(Layout annotation data)
☆ ☆ ☆ ☆ ☆ ☆ ☆

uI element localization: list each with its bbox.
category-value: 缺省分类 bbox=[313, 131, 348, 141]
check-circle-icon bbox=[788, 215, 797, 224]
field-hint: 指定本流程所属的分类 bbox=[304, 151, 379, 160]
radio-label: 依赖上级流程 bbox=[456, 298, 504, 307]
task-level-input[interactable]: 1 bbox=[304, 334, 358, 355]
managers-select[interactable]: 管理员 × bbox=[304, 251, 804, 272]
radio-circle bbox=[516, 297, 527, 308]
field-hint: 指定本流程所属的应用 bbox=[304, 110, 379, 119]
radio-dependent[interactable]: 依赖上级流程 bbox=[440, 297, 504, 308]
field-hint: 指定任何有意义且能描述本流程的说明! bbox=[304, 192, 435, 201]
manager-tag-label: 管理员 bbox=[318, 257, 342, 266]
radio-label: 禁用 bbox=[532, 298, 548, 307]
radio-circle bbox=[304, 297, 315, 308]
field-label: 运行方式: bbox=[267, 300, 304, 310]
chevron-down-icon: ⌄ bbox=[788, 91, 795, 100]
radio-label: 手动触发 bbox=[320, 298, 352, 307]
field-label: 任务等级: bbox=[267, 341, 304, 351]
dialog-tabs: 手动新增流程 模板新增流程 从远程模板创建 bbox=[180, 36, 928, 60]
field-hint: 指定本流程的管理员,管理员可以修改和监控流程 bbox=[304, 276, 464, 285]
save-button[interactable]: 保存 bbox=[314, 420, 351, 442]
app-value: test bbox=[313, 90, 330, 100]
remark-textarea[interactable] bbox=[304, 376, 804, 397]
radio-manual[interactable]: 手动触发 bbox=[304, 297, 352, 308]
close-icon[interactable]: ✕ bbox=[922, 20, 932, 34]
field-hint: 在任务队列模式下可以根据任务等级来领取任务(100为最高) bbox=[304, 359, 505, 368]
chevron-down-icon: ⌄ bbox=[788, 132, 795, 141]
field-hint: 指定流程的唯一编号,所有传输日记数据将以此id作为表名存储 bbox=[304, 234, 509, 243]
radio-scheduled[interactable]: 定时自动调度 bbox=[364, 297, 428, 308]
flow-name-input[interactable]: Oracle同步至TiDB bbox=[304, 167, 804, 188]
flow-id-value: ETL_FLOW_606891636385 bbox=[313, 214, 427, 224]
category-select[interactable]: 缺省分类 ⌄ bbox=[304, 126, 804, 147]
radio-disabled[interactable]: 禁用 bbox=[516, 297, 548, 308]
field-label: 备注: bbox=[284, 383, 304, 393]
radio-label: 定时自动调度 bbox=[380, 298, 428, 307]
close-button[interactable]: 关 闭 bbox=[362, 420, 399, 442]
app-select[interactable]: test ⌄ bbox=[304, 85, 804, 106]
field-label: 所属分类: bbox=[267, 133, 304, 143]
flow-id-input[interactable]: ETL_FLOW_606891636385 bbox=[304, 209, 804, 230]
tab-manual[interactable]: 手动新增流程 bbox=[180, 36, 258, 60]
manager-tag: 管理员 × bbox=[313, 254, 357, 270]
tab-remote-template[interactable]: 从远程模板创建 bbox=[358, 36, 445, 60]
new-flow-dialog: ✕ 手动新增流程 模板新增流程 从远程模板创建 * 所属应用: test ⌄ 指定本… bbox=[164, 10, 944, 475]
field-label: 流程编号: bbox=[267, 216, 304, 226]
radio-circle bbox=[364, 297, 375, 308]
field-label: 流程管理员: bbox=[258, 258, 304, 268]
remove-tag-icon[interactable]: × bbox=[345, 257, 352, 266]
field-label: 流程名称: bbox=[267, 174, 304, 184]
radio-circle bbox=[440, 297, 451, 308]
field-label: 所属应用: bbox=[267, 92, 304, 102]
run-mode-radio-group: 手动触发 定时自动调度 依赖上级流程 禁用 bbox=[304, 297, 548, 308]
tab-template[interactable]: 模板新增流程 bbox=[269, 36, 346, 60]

☆ ☆ ☆ ☆ ☆ ☆ ☆

#### WHAT IS ASKED:
Copy all of these lines word for word, with nothing changed.

#### EXERCISE ANSWER:
uI element localization: list each with its bbox.
category-value: 缺省分类 bbox=[313, 131, 348, 141]
check-circle-icon bbox=[788, 215, 797, 224]
field-hint: 指定本流程所属的分类 bbox=[304, 151, 379, 160]
radio-label: 依赖上级流程 bbox=[456, 298, 504, 307]
task-level-input[interactable]: 1 bbox=[304, 334, 358, 355]
managers-select[interactable]: 管理员 × bbox=[304, 251, 804, 272]
radio-circle bbox=[516, 297, 527, 308]
field-hint: 指定本流程所属的应用 bbox=[304, 110, 379, 119]
radio-dependent[interactable]: 依赖上级流程 bbox=[440, 297, 504, 308]
field-hint: 指定任何有意义且能描述本流程的说明! bbox=[304, 192, 435, 201]
manager-tag-label: 管理员 bbox=[318, 257, 342, 266]
radio-label: 禁用 bbox=[532, 298, 548, 307]
radio-circle bbox=[304, 297, 315, 308]
field-label: 运行方式: bbox=[267, 300, 304, 310]
chevron-down-icon: ⌄ bbox=[788, 91, 795, 100]
radio-label: 手动触发 bbox=[320, 298, 352, 307]
field-label: 任务等级: bbox=[267, 341, 304, 351]
dialog-tabs: 手动新增流程 模板新增流程 从远程模板创建 bbox=[180, 36, 928, 60]
field-hint: 指定本流程的管理员,管理员可以修改和监控流程 bbox=[304, 276, 464, 285]
save-button[interactable]: 保存 bbox=[314, 420, 351, 442]
app-value: test bbox=[313, 90, 330, 100]
remark-textarea[interactable] bbox=[304, 376, 804, 397]
radio-manual[interactable]: 手动触发 bbox=[304, 297, 352, 308]
close-icon[interactable]: ✕ bbox=[922, 20, 932, 34]
field-hint: 在任务队列模式下可以根据任务等级来领取任务(100为最高) bbox=[304, 359, 505, 368]
chevron-down-icon: ⌄ bbox=[788, 132, 795, 141]
field-hint: 指定流程的唯一编号,所有传输日记数据将以此id作为表名存储 bbox=[304, 234, 509, 243]
radio-scheduled[interactable]: 定时自动调度 bbox=[364, 297, 428, 308]
flow-name-input[interactable]: Oracle同步至TiDB bbox=[304, 167, 804, 188]
flow-id-value: ETL_FLOW_606891636385 bbox=[313, 214, 427, 224]
category-select[interactable]: 缺省分类 ⌄ bbox=[304, 126, 804, 147]
radio-disabled[interactable]: 禁用 bbox=[516, 297, 548, 308]
field-label: 备注: bbox=[284, 383, 304, 393]
radio-label: 定时自动调度 bbox=[380, 298, 428, 307]
close-button[interactable]: 关 闭 bbox=[362, 420, 399, 442]
app-select[interactable]: test ⌄ bbox=[304, 85, 804, 106]
field-label: 所属分类: bbox=[267, 133, 304, 143]
flow-id-input[interactable]: ETL_FLOW_606891636385 bbox=[304, 209, 804, 230]
tab-manual[interactable]: 手动新增流程 bbox=[180, 36, 258, 60]
manager-tag: 管理员 × bbox=[313, 254, 357, 270]
tab-remote-template[interactable]: 从远程模板创建 bbox=[358, 36, 445, 60]
new-flow-dialog: ✕ 手动新增流程 模板新增流程 从远程模板创建 * 所属应用: test ⌄ 指定本… bbox=[164, 10, 944, 475]
field-label: 流程编号: bbox=[267, 216, 304, 226]
radio-circle bbox=[364, 297, 375, 308]
field-label: 流程管理员: bbox=[258, 258, 304, 268]
remove-tag-icon[interactable]: × bbox=[345, 257, 352, 266]
field-label: 流程名称: bbox=[267, 174, 304, 184]
radio-circle bbox=[440, 297, 451, 308]
field-label: 所属应用: bbox=[267, 92, 304, 102]
run-mode-radio-group: 手动触发 定时自动调度 依赖上级流程 禁用 bbox=[304, 297, 548, 308]
tab-template[interactable]: 模板新增流程 bbox=[269, 36, 346, 60]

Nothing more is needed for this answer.